* [WORK INSTRUCTIONS]:
For the data below, report only the number of lines containing the string "epoch".

* [Stored entries]:
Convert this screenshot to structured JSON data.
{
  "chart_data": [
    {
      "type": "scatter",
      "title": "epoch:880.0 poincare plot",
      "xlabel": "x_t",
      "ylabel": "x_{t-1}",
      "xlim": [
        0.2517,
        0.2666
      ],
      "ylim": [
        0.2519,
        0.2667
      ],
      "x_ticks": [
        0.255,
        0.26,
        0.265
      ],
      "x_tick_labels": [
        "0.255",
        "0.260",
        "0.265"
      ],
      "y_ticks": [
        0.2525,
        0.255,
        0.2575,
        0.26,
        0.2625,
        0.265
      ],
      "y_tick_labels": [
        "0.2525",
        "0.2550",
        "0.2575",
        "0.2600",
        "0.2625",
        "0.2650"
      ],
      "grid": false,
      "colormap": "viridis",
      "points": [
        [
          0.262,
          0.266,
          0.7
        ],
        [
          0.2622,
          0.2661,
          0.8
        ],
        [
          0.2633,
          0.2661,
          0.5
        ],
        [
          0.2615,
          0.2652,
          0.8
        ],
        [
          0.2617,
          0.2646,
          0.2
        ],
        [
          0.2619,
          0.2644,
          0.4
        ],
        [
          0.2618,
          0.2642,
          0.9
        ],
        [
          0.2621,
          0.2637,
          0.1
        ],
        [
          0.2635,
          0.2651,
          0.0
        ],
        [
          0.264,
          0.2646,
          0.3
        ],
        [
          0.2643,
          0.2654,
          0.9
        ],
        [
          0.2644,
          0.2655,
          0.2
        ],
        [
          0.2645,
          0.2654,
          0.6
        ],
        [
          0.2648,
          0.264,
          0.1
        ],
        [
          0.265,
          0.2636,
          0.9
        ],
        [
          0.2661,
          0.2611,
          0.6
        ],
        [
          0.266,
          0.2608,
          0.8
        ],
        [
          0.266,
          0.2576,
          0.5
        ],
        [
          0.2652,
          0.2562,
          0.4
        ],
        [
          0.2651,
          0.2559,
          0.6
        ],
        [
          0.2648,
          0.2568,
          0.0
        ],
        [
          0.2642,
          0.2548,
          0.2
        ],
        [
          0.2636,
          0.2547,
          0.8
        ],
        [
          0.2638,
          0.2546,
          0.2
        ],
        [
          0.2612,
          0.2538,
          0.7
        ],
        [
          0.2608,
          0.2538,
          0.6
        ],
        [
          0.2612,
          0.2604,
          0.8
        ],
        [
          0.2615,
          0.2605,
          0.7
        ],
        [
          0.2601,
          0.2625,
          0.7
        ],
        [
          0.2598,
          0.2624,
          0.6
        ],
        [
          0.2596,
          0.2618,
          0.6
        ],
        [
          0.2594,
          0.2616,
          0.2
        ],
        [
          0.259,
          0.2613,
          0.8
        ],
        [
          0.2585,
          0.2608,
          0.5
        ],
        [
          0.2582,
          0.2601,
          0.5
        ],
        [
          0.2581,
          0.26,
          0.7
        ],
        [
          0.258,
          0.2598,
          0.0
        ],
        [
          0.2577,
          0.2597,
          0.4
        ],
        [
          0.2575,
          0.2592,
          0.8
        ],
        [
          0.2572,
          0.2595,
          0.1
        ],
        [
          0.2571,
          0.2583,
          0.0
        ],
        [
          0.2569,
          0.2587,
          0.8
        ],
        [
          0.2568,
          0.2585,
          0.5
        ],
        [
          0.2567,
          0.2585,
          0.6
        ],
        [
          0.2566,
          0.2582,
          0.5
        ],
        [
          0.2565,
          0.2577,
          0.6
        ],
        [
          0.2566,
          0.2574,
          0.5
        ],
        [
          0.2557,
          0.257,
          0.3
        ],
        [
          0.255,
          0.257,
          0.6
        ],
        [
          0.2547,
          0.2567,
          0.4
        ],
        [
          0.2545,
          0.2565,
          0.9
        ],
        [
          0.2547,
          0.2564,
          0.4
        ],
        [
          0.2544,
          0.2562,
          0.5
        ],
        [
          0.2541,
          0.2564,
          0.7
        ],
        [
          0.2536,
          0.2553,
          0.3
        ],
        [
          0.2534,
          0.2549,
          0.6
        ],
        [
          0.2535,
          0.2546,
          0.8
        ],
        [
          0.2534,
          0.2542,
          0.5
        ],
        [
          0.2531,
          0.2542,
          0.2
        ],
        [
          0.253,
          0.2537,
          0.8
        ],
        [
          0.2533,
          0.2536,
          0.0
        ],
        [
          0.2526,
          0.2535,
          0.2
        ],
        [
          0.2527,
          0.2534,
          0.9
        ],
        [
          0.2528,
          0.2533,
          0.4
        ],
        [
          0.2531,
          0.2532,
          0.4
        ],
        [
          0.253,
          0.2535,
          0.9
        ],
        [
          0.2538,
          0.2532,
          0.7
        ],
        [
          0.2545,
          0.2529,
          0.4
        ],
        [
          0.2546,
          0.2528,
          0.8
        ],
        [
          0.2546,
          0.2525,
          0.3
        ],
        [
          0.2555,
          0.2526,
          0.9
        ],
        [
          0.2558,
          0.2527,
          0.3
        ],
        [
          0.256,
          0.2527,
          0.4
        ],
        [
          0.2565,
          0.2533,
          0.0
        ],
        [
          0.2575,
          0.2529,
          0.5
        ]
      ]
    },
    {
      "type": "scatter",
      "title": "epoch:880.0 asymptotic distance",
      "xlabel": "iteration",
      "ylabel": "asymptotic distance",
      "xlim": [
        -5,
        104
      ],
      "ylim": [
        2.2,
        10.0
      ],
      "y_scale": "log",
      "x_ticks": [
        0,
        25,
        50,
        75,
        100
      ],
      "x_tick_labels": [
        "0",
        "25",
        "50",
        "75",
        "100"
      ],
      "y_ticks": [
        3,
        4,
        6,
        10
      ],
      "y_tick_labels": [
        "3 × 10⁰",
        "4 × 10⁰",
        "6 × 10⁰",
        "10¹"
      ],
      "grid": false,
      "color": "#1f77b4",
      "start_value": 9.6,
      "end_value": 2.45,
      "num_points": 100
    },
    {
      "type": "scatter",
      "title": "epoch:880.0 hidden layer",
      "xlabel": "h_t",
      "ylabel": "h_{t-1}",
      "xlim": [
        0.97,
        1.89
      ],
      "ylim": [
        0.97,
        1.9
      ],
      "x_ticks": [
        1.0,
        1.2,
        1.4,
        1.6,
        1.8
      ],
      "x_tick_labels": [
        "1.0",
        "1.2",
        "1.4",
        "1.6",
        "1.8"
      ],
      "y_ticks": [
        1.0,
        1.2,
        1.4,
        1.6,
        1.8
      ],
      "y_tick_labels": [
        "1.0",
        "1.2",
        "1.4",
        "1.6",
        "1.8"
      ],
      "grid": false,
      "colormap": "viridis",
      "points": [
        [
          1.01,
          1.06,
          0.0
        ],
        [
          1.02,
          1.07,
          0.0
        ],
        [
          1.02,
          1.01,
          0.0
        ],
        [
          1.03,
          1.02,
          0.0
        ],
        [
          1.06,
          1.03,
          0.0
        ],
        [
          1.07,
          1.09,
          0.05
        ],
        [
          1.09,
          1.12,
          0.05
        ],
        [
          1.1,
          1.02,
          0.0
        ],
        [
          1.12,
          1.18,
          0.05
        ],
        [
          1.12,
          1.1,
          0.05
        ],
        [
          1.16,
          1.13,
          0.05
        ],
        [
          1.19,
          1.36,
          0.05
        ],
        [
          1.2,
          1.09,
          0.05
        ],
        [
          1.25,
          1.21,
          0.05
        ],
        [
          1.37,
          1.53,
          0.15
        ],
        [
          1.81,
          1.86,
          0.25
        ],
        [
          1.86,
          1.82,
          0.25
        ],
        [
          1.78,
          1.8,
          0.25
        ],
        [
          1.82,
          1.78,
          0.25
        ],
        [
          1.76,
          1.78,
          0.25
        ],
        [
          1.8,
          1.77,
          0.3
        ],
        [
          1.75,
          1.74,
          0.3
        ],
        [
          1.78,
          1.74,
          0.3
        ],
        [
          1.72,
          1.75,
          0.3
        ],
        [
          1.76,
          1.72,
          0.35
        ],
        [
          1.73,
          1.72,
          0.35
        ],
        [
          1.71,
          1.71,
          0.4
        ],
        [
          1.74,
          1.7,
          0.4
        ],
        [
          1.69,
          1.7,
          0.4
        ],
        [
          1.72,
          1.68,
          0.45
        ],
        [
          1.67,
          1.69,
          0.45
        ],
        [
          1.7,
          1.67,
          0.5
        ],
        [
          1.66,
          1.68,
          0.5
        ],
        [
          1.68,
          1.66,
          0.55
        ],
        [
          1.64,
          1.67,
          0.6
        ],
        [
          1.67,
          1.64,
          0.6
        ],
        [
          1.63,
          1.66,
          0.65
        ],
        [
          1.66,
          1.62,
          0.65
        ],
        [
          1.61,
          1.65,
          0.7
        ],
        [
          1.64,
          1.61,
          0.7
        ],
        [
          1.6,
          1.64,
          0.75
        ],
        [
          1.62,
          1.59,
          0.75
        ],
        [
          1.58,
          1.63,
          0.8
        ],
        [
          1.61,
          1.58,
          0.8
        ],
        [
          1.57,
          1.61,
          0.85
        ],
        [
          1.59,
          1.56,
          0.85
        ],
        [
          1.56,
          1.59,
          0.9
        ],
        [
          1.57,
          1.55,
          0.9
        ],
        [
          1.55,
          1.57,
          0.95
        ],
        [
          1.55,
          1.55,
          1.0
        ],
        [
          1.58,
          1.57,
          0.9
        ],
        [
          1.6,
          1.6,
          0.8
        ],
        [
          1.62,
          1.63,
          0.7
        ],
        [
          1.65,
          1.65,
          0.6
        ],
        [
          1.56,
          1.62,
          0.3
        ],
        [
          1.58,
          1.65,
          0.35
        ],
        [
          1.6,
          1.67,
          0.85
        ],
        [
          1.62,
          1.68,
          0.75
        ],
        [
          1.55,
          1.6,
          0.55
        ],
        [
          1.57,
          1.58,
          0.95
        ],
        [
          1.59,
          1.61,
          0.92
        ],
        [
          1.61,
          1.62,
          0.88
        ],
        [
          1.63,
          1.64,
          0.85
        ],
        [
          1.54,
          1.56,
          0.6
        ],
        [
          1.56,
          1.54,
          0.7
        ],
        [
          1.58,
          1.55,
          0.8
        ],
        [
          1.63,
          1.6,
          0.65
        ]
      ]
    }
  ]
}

* [EXERCISE RESPONSE]:
3